A implementação do novo sistema informático aduaneiro, o SiMTeM, mergulhou o sector logístico nacional num cenário de confusão, segundo o alerta público emitido pela Associação dos Transitários de Portugal (APAT).
A associação denuncia que a transição, levada a cabo pela Autoridade Tributária de forma precipitada e sem a devida preparação, está a bloquear o fluxo de mercadorias e a causar rupturas nas cadeias de abastecimento. Apesar dos avisos prévios e dos pedidos de adiamento fundamentados na imaturidade da plataforma, a entrada em vigor do sistema confirmou os piores receios do sector, resultando em mercadorias retidas e custos extraordinários incomportáveis.

-=-=-=-=-

◆ APLICAR A LEITURA
• A. Edite o texto sobre o SiMTeM começando em "A implementação do" e terminando em "de Portugal (APAT).", trocando "sector logístico nacional" por "sector logístico português".
• B. Retome o texto sobre o novo sistema aduaneiro SiMTeM a partir do ponto em que termina.
O material que se segue é independente do texto acima.

◆ Entradas de dados extraídos

-=-=-=-=-

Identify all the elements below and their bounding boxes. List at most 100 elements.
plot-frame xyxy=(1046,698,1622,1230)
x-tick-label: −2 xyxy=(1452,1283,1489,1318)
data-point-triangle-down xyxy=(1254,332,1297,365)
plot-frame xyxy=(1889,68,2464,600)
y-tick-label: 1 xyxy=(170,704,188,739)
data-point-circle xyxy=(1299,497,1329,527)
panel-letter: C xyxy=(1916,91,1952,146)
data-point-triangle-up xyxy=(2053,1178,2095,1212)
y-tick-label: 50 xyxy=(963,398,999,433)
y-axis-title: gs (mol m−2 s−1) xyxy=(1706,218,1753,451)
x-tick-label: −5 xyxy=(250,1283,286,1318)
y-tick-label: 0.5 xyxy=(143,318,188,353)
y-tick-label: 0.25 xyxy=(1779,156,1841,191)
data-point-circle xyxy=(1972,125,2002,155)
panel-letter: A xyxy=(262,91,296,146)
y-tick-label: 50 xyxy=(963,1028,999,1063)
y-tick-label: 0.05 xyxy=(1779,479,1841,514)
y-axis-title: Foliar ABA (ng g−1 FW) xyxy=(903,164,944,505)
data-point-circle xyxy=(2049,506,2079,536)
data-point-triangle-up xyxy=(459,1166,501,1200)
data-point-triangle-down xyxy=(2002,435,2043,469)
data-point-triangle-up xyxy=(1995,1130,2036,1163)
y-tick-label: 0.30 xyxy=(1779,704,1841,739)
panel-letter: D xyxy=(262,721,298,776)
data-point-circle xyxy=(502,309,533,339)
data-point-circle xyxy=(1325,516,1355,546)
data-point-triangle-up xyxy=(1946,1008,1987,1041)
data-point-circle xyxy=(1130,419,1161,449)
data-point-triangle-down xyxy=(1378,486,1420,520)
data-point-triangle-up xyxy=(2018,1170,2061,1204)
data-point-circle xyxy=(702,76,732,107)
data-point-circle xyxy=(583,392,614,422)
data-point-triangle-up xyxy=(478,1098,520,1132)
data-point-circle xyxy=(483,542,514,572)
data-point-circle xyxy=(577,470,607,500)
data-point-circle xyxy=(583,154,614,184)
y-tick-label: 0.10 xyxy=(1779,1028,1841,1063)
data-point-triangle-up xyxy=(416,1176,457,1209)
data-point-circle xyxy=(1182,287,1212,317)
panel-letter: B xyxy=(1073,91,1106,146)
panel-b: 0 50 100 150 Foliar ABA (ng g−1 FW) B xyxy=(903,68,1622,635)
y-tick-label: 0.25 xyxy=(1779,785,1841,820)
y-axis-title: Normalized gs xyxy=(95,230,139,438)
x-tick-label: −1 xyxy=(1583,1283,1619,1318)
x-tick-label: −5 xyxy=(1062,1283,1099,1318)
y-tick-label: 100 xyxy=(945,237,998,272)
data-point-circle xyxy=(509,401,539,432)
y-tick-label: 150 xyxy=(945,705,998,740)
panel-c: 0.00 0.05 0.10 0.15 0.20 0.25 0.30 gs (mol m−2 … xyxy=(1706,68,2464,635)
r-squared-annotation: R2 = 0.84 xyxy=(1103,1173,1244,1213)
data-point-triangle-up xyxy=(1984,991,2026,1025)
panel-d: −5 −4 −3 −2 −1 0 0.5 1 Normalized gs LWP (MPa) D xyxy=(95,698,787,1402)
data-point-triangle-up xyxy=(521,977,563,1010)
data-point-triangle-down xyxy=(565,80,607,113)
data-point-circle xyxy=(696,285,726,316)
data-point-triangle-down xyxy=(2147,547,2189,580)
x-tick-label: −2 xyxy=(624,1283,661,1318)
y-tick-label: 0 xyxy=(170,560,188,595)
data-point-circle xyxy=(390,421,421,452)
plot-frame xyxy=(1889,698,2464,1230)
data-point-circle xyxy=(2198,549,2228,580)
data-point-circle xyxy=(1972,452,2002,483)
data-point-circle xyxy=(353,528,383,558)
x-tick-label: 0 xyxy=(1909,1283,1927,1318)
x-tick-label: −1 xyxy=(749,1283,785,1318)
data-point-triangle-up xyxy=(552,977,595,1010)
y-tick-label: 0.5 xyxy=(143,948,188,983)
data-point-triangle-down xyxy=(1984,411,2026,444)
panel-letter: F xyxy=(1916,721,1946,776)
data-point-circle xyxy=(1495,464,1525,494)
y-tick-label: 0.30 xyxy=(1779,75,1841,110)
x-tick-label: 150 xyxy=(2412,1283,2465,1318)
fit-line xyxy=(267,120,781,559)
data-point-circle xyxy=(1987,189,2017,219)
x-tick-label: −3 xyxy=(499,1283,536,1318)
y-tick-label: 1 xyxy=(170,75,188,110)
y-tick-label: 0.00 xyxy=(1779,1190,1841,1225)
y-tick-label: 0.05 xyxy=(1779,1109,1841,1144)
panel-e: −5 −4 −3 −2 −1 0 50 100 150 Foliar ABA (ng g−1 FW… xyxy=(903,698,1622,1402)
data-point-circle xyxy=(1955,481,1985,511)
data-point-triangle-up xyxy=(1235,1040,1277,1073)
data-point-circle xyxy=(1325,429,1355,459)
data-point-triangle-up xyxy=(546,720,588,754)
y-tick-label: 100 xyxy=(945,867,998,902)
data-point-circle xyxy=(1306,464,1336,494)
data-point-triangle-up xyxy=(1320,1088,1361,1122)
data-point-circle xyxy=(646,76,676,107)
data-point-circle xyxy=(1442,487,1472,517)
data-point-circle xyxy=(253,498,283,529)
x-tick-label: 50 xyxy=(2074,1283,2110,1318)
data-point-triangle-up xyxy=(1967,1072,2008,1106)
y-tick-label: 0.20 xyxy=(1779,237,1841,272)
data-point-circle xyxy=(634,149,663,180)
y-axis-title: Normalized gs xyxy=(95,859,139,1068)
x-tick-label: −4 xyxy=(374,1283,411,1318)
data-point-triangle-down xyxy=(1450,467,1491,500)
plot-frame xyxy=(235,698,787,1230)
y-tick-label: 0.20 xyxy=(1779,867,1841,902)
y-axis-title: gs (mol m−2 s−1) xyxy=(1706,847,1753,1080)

-=-=-=-=-

◆ RESPOSTAS DO EXERCÍCIO
• A.
A implementação do novo sistema informático aduaneiro, o SiMTeM, mergulhou o sector logístico português num cenário de confusão, segundo o alerta público emitido pela Associação dos Transitários de Portugal (APAT).

• B.
Perante esta paralisia, a APAT exige uma intervenção política imediata, tendo já solicitado audiências urgentes aos Ministérios das Finanças, da Economia e das Infraestruturas. A estrutura representativa defende que as empresas não podem ser penalizadas por falhas técnicas do Estado, reivindicando a isenção de custos de paralisação (como as demoras e ocupações) gerados pela inoperacionalidade do sistema.
A associação sublinha que este bloqueio administrativo compromete seriamente a competitividade da economia portuguesa e urge a adopção de medidas de contingência que assegurem a normalização das trocas comerciais.